TASK OBJECTIVE: Sort through the entries below and pull out lines containing the word "icon".

═══ EXCERPTED RECORDS

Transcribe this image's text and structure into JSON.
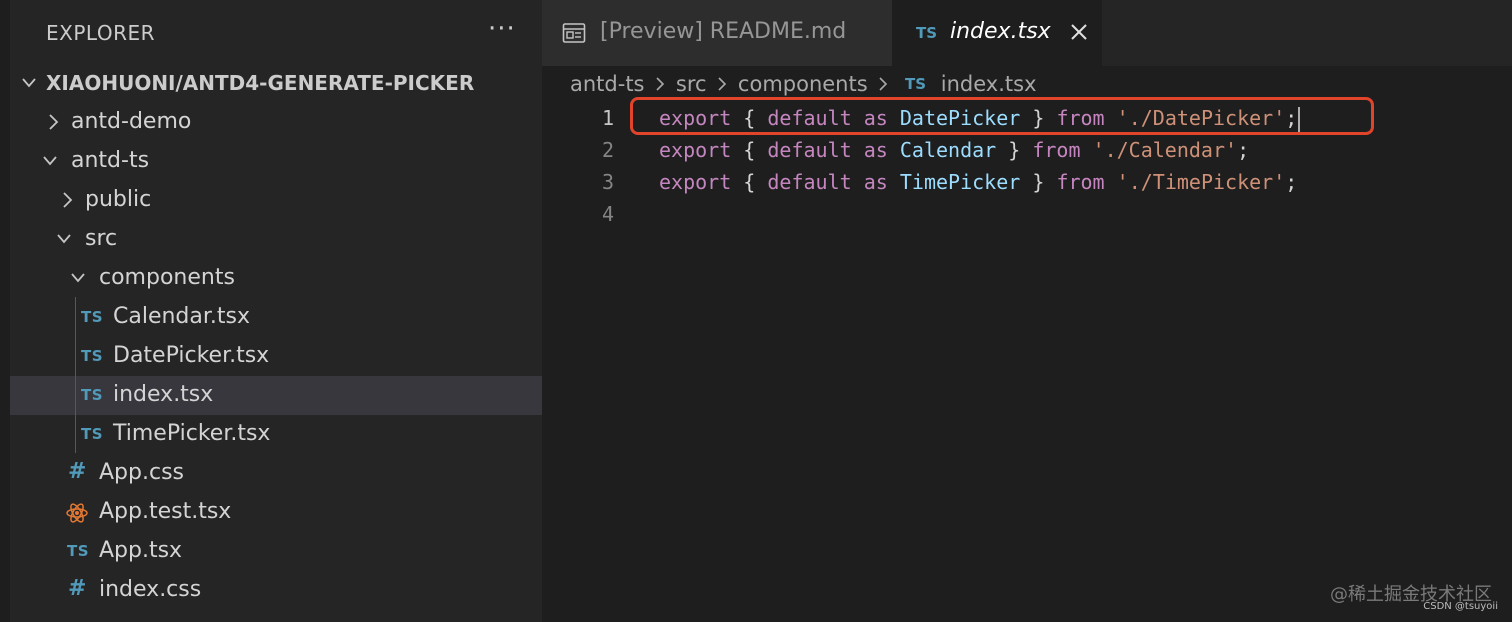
{
  "explorer": {
    "title": "EXPLORER",
    "more_actions": "···",
    "tree": [
      {
        "label": "XIAOHUONI/ANTD4-GENERATE-PICKER",
        "kind": "root-folder",
        "expanded": true
      },
      {
        "label": "antd-demo",
        "kind": "folder",
        "expanded": false
      },
      {
        "label": "antd-ts",
        "kind": "folder",
        "expanded": true
      },
      {
        "label": "public",
        "kind": "folder",
        "expanded": false
      },
      {
        "label": "src",
        "kind": "folder",
        "expanded": true
      },
      {
        "label": "components",
        "kind": "folder",
        "expanded": true
      },
      {
        "label": "Calendar.tsx",
        "kind": "file",
        "badge": "TS"
      },
      {
        "label": "DatePicker.tsx",
        "kind": "file",
        "badge": "TS"
      },
      {
        "label": "index.tsx",
        "kind": "file",
        "badge": "TS",
        "selected": true
      },
      {
        "label": "TimePicker.tsx",
        "kind": "file",
        "badge": "TS"
      },
      {
        "label": "App.css",
        "kind": "file",
        "badge": "#"
      },
      {
        "label": "App.test.tsx",
        "kind": "file",
        "badge": "react-icon"
      },
      {
        "label": "App.tsx",
        "kind": "file",
        "badge": "TS"
      },
      {
        "label": "index.css",
        "kind": "file",
        "badge": "#"
      }
    ]
  },
  "tabs": [
    {
      "label": "[Preview] README.md",
      "icon": "preview-icon",
      "active": false
    },
    {
      "label": "index.tsx",
      "icon": "TS",
      "active": true,
      "close": "close-icon"
    }
  ],
  "breadcrumb": {
    "items": [
      "antd-ts",
      "src",
      "components",
      "index.tsx"
    ],
    "file_badge": "TS"
  },
  "editor": {
    "current_line": 1,
    "highlighted_line": 1,
    "lines": [
      {
        "number": "1",
        "tokens": [
          {
            "t": "export",
            "c": "kw"
          },
          {
            "t": " ",
            "c": "punc"
          },
          {
            "t": "{",
            "c": "punc"
          },
          {
            "t": " ",
            "c": "punc"
          },
          {
            "t": "default",
            "c": "kw"
          },
          {
            "t": " ",
            "c": "punc"
          },
          {
            "t": "as",
            "c": "kw"
          },
          {
            "t": " ",
            "c": "punc"
          },
          {
            "t": "DatePicker",
            "c": "id"
          },
          {
            "t": " ",
            "c": "punc"
          },
          {
            "t": "}",
            "c": "punc"
          },
          {
            "t": " ",
            "c": "punc"
          },
          {
            "t": "from",
            "c": "kw"
          },
          {
            "t": " ",
            "c": "punc"
          },
          {
            "t": "'./DatePicker'",
            "c": "str"
          },
          {
            "t": ";",
            "c": "punc"
          }
        ]
      },
      {
        "number": "2",
        "tokens": [
          {
            "t": "export",
            "c": "kw"
          },
          {
            "t": " ",
            "c": "punc"
          },
          {
            "t": "{",
            "c": "punc"
          },
          {
            "t": " ",
            "c": "punc"
          },
          {
            "t": "default",
            "c": "kw"
          },
          {
            "t": " ",
            "c": "punc"
          },
          {
            "t": "as",
            "c": "kw"
          },
          {
            "t": " ",
            "c": "punc"
          },
          {
            "t": "Calendar",
            "c": "id"
          },
          {
            "t": " ",
            "c": "punc"
          },
          {
            "t": "}",
            "c": "punc"
          },
          {
            "t": " ",
            "c": "punc"
          },
          {
            "t": "from",
            "c": "kw"
          },
          {
            "t": " ",
            "c": "punc"
          },
          {
            "t": "'./Calendar'",
            "c": "str"
          },
          {
            "t": ";",
            "c": "punc"
          }
        ]
      },
      {
        "number": "3",
        "tokens": [
          {
            "t": "export",
            "c": "kw"
          },
          {
            "t": " ",
            "c": "punc"
          },
          {
            "t": "{",
            "c": "punc"
          },
          {
            "t": " ",
            "c": "punc"
          },
          {
            "t": "default",
            "c": "kw"
          },
          {
            "t": " ",
            "c": "punc"
          },
          {
            "t": "as",
            "c": "kw"
          },
          {
            "t": " ",
            "c": "punc"
          },
          {
            "t": "TimePicker",
            "c": "id"
          },
          {
            "t": " ",
            "c": "punc"
          },
          {
            "t": "}",
            "c": "punc"
          },
          {
            "t": " ",
            "c": "punc"
          },
          {
            "t": "from",
            "c": "kw"
          },
          {
            "t": " ",
            "c": "punc"
          },
          {
            "t": "'./TimePicker'",
            "c": "str"
          },
          {
            "t": ";",
            "c": "punc"
          }
        ]
      },
      {
        "number": "4",
        "tokens": []
      }
    ]
  },
  "colors": {
    "keyword": "#c586c0",
    "identifier": "#9cdcfe",
    "string": "#ce9178",
    "ts_badge": "#519aba",
    "highlight_box": "#e0442a"
  },
  "watermark": "@稀土掘金技术社区",
  "credit": "CSDN @tsuyoii"
}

══════

FINISHED TASK:
        "badge": "react-icon"
      "icon": "preview-icon",
      "icon": "TS",
      "close": "close-icon"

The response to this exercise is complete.